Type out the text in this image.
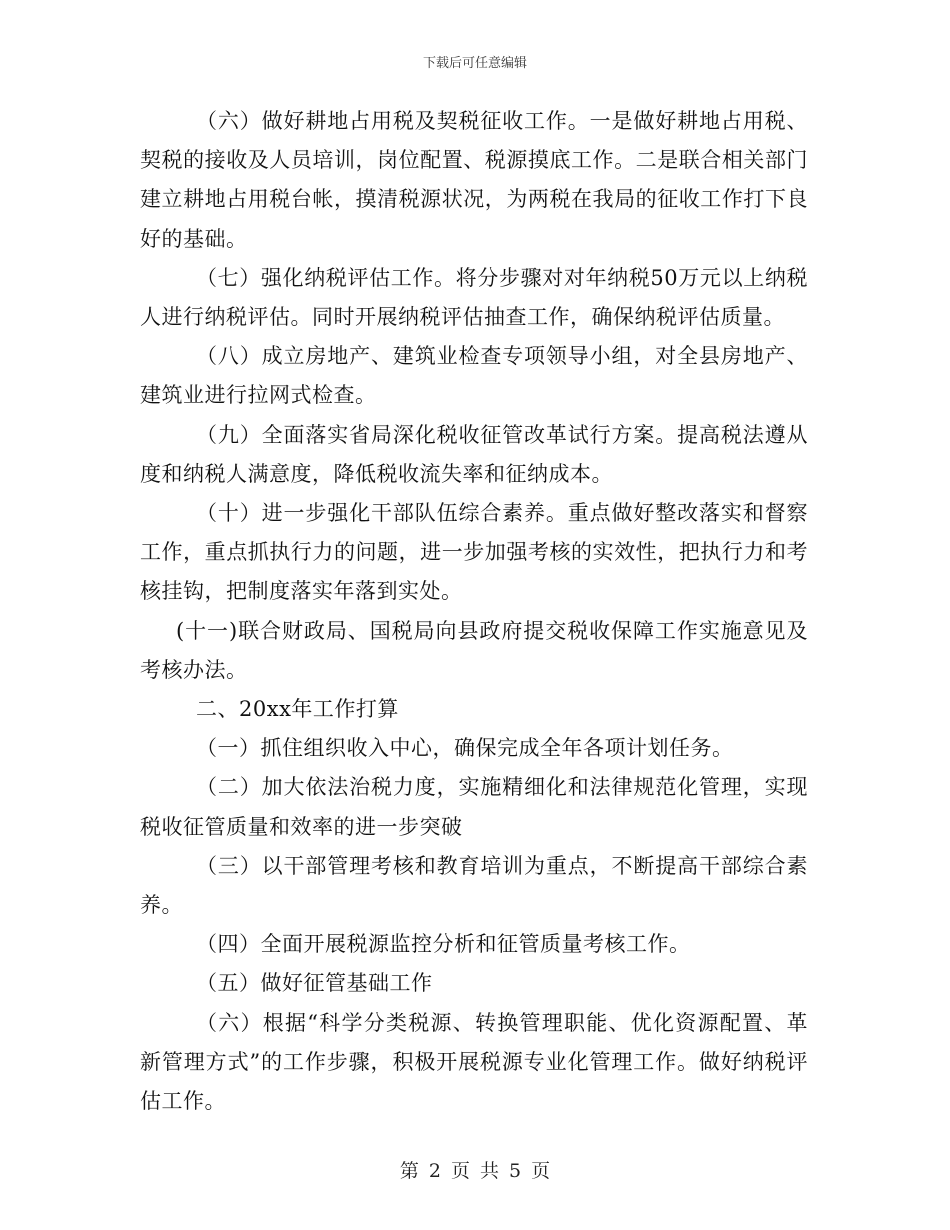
下载后可任意编辑

（六）做好耕地占用税及契税征收工作。一是做好耕地占用税、契税的接收及人员培训，岗位配置、税源摸底工作。二是联合相关部门建立耕地占用税台帐，摸清税源状况，为两税在我局的征收工作打下良好的基础。

（七）强化纳税评估工作。将分步骤对对年纳税50万元以上纳税人进行纳税评估。同时开展纳税评估抽查工作，确保纳税评估质量。

（八）成立房地产、建筑业检查专项领导小组，对全县房地产、建筑业进行拉网式检查。

（九）全面落实省局深化税收征管改革试行方案。提高税法遵从度和纳税人满意度，降低税收流失率和征纳成本。

（十）进一步强化干部队伍综合素养。重点做好整改落实和督察工作，重点抓执行力的问题，进一步加强考核的实效性，把执行力和考核挂钩，把制度落实年落到实处。

(十一)联合财政局、国税局向县政府提交税收保障工作实施意见及考核办法。

二、20xx年工作打算

（一）抓住组织收入中心，确保完成全年各项计划任务。

（二）加大依法治税力度，实施精细化和法律规范化管理，实现税收征管质量和效率的进一步突破

（三）以干部管理考核和教育培训为重点，不断提高干部综合素养。

（四）全面开展税源监控分析和征管质量考核工作。

（五）做好征管基础工作

（六）根据“科学分类税源、转换管理职能、优化资源配置、革新管理方式”的工作步骤，积极开展税源专业化管理工作。做好纳税评估工作。

第 2 页 共 5 页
- - - - - - -
#### INSTRUCTIONS FOR THE TASK
Restate the whole listing above exactly, please, omitting every image.

#### RIGHT ANSWER
Type out the text in this image.
下载后可任意编辑

（六）做好耕地占用税及契税征收工作。一是做好耕地占用税、契税的接收及人员培训，岗位配置、税源摸底工作。二是联合相关部门建立耕地占用税台帐，摸清税源状况，为两税在我局的征收工作打下良好的基础。

（七）强化纳税评估工作。将分步骤对对年纳税50万元以上纳税人进行纳税评估。同时开展纳税评估抽查工作，确保纳税评估质量。

（八）成立房地产、建筑业检查专项领导小组，对全县房地产、建筑业进行拉网式检查。

（九）全面落实省局深化税收征管改革试行方案。提高税法遵从度和纳税人满意度，降低税收流失率和征纳成本。

（十）进一步强化干部队伍综合素养。重点做好整改落实和督察工作，重点抓执行力的问题，进一步加强考核的实效性，把执行力和考核挂钩，把制度落实年落到实处。

(十一)联合财政局、国税局向县政府提交税收保障工作实施意见及考核办法。

二、20xx年工作打算

（一）抓住组织收入中心，确保完成全年各项计划任务。

（二）加大依法治税力度，实施精细化和法律规范化管理，实现税收征管质量和效率的进一步突破

（三）以干部管理考核和教育培训为重点，不断提高干部综合素养。

（四）全面开展税源监控分析和征管质量考核工作。

（五）做好征管基础工作

（六）根据“科学分类税源、转换管理职能、优化资源配置、革新管理方式”的工作步骤，积极开展税源专业化管理工作。做好纳税评估工作。

第 2 页 共 5 页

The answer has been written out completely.